* _What you need to do_
From the entries below, count the lines with "value". Write only the count.
[BEGIN Extracted entries]
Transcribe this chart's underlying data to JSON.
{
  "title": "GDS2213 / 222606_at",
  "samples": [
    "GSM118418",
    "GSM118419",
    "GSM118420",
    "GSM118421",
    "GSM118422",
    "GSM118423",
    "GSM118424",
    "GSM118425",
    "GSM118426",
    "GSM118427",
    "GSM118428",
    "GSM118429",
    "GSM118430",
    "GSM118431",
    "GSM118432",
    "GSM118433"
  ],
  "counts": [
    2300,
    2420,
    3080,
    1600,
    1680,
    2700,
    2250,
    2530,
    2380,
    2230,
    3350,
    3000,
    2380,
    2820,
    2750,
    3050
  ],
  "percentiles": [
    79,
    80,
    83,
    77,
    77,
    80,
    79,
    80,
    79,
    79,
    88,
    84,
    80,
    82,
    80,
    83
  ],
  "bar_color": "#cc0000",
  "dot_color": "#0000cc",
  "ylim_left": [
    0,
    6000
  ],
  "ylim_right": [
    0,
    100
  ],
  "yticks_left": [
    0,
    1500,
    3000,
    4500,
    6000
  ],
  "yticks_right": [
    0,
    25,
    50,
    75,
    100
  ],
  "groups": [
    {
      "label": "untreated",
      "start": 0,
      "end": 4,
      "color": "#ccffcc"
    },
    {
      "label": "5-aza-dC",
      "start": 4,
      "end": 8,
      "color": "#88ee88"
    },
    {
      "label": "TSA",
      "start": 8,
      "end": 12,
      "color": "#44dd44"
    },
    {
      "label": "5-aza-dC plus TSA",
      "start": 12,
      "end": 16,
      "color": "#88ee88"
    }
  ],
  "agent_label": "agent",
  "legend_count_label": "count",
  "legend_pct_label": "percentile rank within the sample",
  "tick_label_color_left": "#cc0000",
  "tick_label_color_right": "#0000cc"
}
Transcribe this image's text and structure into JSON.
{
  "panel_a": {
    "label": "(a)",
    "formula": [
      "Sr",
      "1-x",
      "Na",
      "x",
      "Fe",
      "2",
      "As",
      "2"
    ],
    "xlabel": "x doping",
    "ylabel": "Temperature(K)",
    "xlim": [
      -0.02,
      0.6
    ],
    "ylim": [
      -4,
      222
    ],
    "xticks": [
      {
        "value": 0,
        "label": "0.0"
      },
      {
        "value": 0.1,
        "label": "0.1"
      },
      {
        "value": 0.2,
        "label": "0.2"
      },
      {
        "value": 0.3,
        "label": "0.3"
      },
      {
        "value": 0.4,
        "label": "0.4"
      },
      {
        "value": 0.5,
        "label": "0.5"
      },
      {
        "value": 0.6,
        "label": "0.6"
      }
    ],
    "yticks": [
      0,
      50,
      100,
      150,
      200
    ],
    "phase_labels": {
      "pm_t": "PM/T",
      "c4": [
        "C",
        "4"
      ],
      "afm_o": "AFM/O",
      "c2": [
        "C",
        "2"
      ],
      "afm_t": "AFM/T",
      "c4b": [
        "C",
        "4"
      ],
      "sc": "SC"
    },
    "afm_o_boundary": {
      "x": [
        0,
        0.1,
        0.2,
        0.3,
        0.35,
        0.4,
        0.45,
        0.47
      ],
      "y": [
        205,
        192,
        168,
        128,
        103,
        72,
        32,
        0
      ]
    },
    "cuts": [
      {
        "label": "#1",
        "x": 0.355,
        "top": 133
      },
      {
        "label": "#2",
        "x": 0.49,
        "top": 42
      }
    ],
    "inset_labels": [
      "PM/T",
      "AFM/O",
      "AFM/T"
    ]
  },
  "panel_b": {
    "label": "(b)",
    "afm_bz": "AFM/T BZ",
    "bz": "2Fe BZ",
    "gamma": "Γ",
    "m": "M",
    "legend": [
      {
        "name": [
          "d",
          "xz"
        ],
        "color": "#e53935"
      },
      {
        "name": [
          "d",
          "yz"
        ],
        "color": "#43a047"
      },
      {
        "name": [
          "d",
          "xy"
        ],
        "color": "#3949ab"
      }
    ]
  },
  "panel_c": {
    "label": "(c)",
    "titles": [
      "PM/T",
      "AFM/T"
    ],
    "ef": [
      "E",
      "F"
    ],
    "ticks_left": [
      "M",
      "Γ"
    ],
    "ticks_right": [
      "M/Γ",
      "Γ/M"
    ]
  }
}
[END Extracted entries]
* _Exercise output_
7